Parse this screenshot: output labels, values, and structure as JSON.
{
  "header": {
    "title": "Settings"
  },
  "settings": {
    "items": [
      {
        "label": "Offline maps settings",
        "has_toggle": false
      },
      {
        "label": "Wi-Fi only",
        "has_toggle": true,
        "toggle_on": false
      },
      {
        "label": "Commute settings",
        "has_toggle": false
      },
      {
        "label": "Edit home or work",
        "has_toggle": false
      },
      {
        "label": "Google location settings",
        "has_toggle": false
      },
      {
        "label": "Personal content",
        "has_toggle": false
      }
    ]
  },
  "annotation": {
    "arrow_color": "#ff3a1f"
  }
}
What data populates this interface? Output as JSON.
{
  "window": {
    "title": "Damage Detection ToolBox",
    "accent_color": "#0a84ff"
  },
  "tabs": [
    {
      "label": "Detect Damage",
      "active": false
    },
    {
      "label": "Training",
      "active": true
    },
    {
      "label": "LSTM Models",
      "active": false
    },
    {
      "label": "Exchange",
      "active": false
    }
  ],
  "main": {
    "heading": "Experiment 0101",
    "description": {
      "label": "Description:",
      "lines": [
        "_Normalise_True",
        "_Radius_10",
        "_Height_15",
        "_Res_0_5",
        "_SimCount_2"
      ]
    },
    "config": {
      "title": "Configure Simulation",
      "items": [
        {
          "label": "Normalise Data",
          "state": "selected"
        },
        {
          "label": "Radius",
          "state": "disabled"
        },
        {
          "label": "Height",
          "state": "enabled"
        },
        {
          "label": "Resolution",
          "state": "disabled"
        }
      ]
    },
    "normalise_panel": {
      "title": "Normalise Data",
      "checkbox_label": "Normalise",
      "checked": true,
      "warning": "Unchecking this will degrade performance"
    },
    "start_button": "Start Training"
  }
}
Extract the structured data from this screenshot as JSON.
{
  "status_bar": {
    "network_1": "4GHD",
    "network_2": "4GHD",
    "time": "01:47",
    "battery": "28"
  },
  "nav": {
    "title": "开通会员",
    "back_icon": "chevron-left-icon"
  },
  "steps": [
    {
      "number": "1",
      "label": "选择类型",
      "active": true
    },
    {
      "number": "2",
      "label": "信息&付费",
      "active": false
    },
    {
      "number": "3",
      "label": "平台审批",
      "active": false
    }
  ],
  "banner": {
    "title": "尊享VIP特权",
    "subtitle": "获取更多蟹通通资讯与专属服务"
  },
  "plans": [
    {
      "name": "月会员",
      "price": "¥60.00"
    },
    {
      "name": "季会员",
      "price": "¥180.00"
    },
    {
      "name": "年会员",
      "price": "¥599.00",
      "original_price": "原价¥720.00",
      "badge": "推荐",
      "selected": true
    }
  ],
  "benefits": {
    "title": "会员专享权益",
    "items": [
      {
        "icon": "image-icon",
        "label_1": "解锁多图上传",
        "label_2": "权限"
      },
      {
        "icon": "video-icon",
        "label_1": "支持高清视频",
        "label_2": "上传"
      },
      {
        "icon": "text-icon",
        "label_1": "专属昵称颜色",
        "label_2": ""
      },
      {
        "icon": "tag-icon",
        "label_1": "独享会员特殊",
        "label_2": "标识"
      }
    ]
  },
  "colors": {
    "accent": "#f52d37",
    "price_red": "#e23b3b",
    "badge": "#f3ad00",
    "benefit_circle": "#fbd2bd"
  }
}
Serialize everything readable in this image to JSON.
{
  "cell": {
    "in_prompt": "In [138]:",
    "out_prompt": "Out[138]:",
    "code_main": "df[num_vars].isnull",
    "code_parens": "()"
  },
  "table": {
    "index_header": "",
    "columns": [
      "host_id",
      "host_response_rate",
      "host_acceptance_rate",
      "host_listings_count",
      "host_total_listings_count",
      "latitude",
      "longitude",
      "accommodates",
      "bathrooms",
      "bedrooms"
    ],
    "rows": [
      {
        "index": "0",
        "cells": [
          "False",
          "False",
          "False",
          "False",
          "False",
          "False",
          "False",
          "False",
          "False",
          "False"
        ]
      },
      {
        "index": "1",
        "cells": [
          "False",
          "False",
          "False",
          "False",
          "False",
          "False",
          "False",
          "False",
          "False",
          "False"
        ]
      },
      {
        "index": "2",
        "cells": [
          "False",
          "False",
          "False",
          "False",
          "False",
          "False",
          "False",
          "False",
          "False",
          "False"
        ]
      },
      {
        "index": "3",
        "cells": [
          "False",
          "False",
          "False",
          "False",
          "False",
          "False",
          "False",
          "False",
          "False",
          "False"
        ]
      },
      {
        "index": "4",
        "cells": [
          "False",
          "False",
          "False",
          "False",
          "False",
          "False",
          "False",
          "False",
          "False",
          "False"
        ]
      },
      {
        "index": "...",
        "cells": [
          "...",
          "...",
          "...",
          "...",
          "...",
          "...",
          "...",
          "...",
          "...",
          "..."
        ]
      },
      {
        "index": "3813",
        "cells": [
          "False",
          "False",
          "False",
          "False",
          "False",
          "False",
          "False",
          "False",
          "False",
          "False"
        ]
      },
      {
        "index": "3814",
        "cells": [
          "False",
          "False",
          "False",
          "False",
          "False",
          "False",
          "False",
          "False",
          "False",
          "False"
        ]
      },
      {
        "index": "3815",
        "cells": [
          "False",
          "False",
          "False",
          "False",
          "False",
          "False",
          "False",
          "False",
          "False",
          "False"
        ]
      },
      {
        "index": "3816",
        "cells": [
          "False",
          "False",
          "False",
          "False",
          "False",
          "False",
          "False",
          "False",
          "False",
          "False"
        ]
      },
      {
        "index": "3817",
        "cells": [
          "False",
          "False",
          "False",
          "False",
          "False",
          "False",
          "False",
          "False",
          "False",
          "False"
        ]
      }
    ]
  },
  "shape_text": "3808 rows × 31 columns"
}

TASK OBJECTIVE:
Write out every entry exactly as given.

FINAL ANSWER:
Parse this screenshot: output labels, values, and structure as JSON.
{
  "header": {
    "title": "Settings"
  },
  "settings": {
    "items": [
      {
        "label": "Offline maps settings",
        "has_toggle": false
      },
      {
        "label": "Wi-Fi only",
        "has_toggle": true,
        "toggle_on": false
      },
      {
        "label": "Commute settings",
        "has_toggle": false
      },
      {
        "label": "Edit home or work",
        "has_toggle": false
      },
      {
        "label": "Google location settings",
        "has_toggle": false
      },
      {
        "label": "Personal content",
        "has_toggle": false
      }
    ]
  },
  "annotation": {
    "arrow_color": "#ff3a1f"
  }
}
What data populates this interface? Output as JSON.
{
  "window": {
    "title": "Damage Detection ToolBox",
    "accent_color": "#0a84ff"
  },
  "tabs": [
    {
      "label": "Detect Damage",
      "active": false
    },
    {
      "label": "Training",
      "active": true
    },
    {
      "label": "LSTM Models",
      "active": false
    },
    {
      "label": "Exchange",
      "active": false
    }
  ],
  "main": {
    "heading": "Experiment 0101",
    "description": {
      "label": "Description:",
      "lines": [
        "_Normalise_True",
        "_Radius_10",
        "_Height_15",
        "_Res_0_5",
        "_SimCount_2"
      ]
    },
    "config": {
      "title": "Configure Simulation",
      "items": [
        {
          "label": "Normalise Data",
          "state": "selected"
        },
        {
          "label": "Radius",
          "state": "disabled"
        },
        {
          "label": "Height",
          "state": "enabled"
        },
        {
          "label": "Resolution",
          "state": "disabled"
        }
      ]
    },
    "normalise_panel": {
      "title": "Normalise Data",
      "checkbox_label": "Normalise",
      "checked": true,
      "warning": "Unchecking this will degrade performance"
    },
    "start_button": "Start Training"
  }
}
Extract the structured data from this screenshot as JSON.
{
  "status_bar": {
    "network_1": "4GHD",
    "network_2": "4GHD",
    "time": "01:47",
    "battery": "28"
  },
  "nav": {
    "title": "开通会员",
    "back_icon": "chevron-left-icon"
  },
  "steps": [
    {
      "number": "1",
      "label": "选择类型",
      "active": true
    },
    {
      "number": "2",
      "label": "信息&付费",
      "active": false
    },
    {
      "number": "3",
      "label": "平台审批",
      "active": false
    }
  ],
  "banner": {
    "title": "尊享VIP特权",
    "subtitle": "获取更多蟹通通资讯与专属服务"
  },
  "plans": [
    {
      "name": "月会员",
      "price": "¥60.00"
    },
    {
      "name": "季会员",
      "price": "¥180.00"
    },
    {
      "name": "年会员",
      "price": "¥599.00",
      "original_price": "原价¥720.00",
      "badge": "推荐",
      "selected": true
    }
  ],
  "benefits": {
    "title": "会员专享权益",
    "items": [
      {
        "icon": "image-icon",
        "label_1": "解锁多图上传",
        "label_2": "权限"
      },
      {
        "icon": "video-icon",
        "label_1": "支持高清视频",
        "label_2": "上传"
      },
      {
        "icon": "text-icon",
        "label_1": "专属昵称颜色",
        "label_2": ""
      },
      {
        "icon": "tag-icon",
        "label_1": "独享会员特殊",
        "label_2": "标识"
      }
    ]
  },
  "colors": {
    "accent": "#f52d37",
    "price_red": "#e23b3b",
    "badge": "#f3ad00",
    "benefit_circle": "#fbd2bd"
  }
}
Serialize everything readable in this image to JSON.
{
  "cell": {
    "in_prompt": "In [138]:",
    "out_prompt": "Out[138]:",
    "code_main": "df[num_vars].isnull",
    "code_parens": "()"
  },
  "table": {
    "index_header": "",
    "columns": [
      "host_id",
      "host_response_rate",
      "host_acceptance_rate",
      "host_listings_count",
      "host_total_listings_count",
      "latitude",
      "longitude",
      "accommodates",
      "bathrooms",
      "bedrooms"
    ],
    "rows": [
      {
        "index": "0",
        "cells": [
          "False",
          "False",
          "False",
          "False",
          "False",
          "False",
          "False",
          "False",
          "False",
          "False"
        ]
      },
      {
        "index": "1",
        "cells": [
          "False",
          "False",
          "False",
          "False",
          "False",
          "False",
          "False",
          "False",
          "False",
          "False"
        ]
      },
      {
        "index": "2",
        "cells": [
          "False",
          "False",
          "False",
          "False",
          "False",
          "False",
          "False",
          "False",
          "False",
          "False"
        ]
      },
      {
        "index": "3",
        "cells": [
          "False",
          "False",
          "False",
          "False",
          "False",
          "False",
          "False",
          "False",
          "False",
          "False"
        ]
      },
      {
        "index": "4",
        "cells": [
          "False",
          "False",
          "False",
          "False",
          "False",
          "False",
          "False",
          "False",
          "False",
          "False"
        ]
      },
      {
        "index": "...",
        "cells": [
          "...",
          "...",
          "...",
          "...",
          "...",
          "...",
          "...",
          "...",
          "...",
          "..."
        ]
      },
      {
        "index": "3813",
        "cells": [
          "False",
          "False",
          "False",
          "False",
          "False",
          "False",
          "False",
          "False",
          "False",
          "False"
        ]
      },
      {
        "index": "3814",
        "cells": [
          "False",
          "False",
          "False",
          "False",
          "False",
          "False",
          "False",
          "False",
          "False",
          "False"
        ]
      },
      {
        "index": "3815",
        "cells": [
          "False",
          "False",
          "False",
          "False",
          "False",
          "False",
          "False",
          "False",
          "False",
          "False"
        ]
      },
      {
        "index": "3816",
        "cells": [
          "False",
          "False",
          "False",
          "False",
          "False",
          "False",
          "False",
          "False",
          "False",
          "False"
        ]
      },
      {
        "index": "3817",
        "cells": [
          "False",
          "False",
          "False",
          "False",
          "False",
          "False",
          "False",
          "False",
          "False",
          "False"
        ]
      }
    ]
  },
  "shape_text": "3808 rows × 31 columns"
}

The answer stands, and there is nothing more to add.